Start PROVIDED ENTRIES
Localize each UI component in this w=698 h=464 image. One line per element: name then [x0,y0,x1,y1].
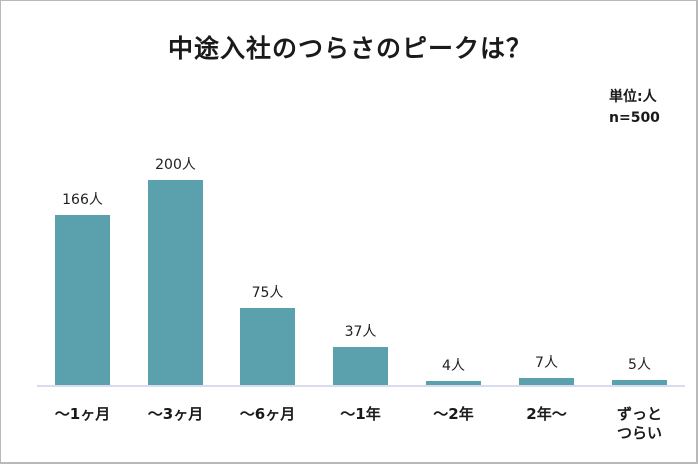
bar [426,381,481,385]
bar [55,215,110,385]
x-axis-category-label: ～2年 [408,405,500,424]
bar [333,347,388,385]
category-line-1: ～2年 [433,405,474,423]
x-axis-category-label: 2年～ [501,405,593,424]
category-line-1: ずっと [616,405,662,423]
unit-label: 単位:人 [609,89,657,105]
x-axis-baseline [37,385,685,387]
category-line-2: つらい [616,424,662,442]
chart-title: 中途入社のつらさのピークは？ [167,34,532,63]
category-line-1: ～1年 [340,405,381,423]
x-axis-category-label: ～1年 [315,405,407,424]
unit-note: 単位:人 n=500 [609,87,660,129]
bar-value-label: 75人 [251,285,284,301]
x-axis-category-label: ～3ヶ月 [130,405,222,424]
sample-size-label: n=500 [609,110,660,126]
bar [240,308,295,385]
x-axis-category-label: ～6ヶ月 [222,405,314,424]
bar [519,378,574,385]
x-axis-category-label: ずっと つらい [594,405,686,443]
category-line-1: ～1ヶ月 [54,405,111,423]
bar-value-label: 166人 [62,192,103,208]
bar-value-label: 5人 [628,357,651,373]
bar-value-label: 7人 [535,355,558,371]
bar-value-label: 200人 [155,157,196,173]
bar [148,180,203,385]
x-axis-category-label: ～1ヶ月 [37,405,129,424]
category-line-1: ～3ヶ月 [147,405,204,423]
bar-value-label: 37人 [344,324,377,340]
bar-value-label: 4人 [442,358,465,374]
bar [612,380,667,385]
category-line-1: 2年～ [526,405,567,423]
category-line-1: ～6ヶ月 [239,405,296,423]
End PROVIDED ENTRIES
Start PROVIDED ENTRIES
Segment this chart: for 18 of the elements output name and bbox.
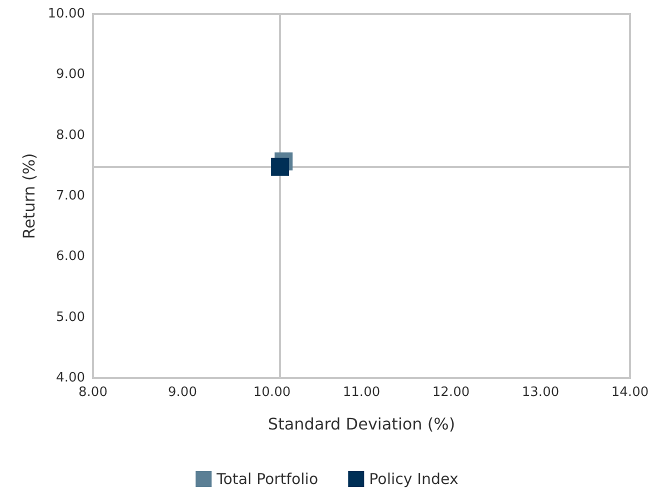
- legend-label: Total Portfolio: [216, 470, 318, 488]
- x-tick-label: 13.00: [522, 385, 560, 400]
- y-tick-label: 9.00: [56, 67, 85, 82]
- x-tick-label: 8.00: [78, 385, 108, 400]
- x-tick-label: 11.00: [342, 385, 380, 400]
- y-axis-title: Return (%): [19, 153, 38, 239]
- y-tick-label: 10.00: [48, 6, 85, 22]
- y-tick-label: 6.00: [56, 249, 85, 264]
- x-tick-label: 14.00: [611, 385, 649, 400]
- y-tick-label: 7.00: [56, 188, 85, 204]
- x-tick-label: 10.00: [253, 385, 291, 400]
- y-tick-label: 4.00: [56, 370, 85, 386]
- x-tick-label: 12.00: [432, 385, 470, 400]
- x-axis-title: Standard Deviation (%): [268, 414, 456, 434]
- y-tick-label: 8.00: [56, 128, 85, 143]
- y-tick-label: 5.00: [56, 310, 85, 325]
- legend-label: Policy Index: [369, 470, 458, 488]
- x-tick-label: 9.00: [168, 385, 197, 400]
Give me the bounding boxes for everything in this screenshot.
End PROVIDED ENTRIES
Start PROVIDED ENTRIES
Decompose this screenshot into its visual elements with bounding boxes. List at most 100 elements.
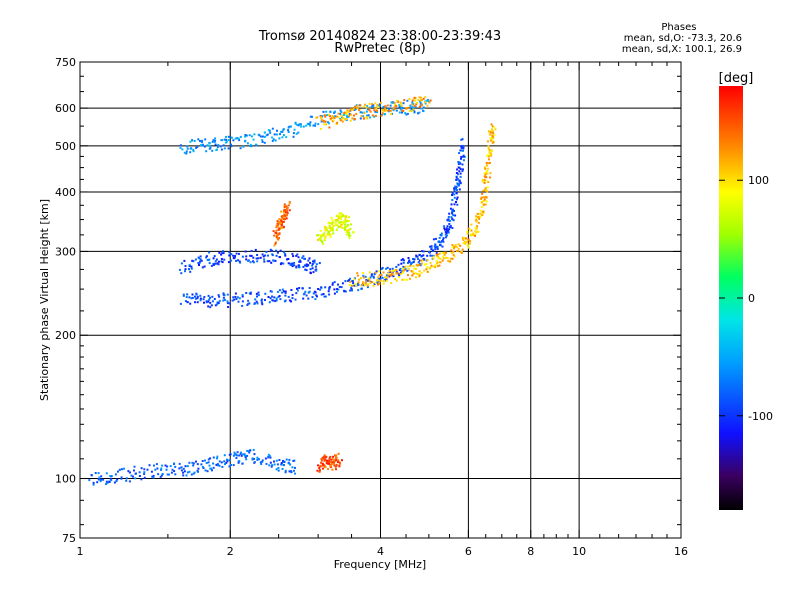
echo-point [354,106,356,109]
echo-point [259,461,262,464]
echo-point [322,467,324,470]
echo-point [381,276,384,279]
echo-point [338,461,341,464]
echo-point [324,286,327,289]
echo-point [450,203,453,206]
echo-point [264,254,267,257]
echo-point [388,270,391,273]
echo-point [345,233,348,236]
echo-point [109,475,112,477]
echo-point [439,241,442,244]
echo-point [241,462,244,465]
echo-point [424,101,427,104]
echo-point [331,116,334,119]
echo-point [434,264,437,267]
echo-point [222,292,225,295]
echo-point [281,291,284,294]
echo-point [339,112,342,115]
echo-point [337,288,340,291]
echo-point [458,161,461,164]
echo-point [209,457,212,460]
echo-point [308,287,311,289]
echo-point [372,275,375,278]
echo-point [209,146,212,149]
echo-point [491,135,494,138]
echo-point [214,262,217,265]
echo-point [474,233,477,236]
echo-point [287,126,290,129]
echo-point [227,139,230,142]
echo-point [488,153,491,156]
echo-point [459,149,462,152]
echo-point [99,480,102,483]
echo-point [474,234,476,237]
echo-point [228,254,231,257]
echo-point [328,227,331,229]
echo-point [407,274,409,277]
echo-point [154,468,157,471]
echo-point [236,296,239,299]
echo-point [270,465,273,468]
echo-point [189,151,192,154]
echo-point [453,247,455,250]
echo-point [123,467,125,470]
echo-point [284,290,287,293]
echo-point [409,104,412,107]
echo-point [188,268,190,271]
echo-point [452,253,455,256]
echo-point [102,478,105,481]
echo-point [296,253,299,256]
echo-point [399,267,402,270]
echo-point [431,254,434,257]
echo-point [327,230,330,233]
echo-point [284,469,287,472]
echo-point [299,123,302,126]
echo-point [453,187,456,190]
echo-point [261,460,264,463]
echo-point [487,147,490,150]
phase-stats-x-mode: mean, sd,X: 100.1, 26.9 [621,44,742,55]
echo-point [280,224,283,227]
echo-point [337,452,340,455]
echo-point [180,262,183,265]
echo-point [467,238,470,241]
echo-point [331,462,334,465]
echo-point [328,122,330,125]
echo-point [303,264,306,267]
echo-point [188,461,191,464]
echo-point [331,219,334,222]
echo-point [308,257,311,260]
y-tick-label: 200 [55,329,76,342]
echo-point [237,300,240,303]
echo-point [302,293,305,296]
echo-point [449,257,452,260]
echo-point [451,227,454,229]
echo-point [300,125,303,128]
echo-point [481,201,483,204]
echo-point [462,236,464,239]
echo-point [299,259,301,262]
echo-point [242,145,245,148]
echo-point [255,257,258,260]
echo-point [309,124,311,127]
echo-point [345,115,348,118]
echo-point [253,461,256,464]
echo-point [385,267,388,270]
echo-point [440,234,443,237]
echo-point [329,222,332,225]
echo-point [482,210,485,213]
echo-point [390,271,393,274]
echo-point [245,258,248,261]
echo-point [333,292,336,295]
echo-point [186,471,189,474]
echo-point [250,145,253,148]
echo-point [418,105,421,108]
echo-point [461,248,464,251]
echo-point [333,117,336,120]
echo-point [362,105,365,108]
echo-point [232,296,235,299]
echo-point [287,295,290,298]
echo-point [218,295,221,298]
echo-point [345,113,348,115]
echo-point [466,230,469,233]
End PROVIDED ENTRIES
YOUR TASK. Please copy out the lines of the listing exactly, from the line with "bar [426,381,481,385]" up to and including the line with "unit-label: 単位:人 [609,89,657,105]".

EXERCISE RESPONSE.
bar [426,381,481,385]
bar [55,215,110,385]
x-axis-category-label: ～2年 [408,405,500,424]
bar [333,347,388,385]
category-line-1: ～2年 [433,405,474,423]
x-axis-category-label: 2年～ [501,405,593,424]
category-line-1: ずっと [616,405,662,423]
unit-label: 単位:人 [609,89,657,105]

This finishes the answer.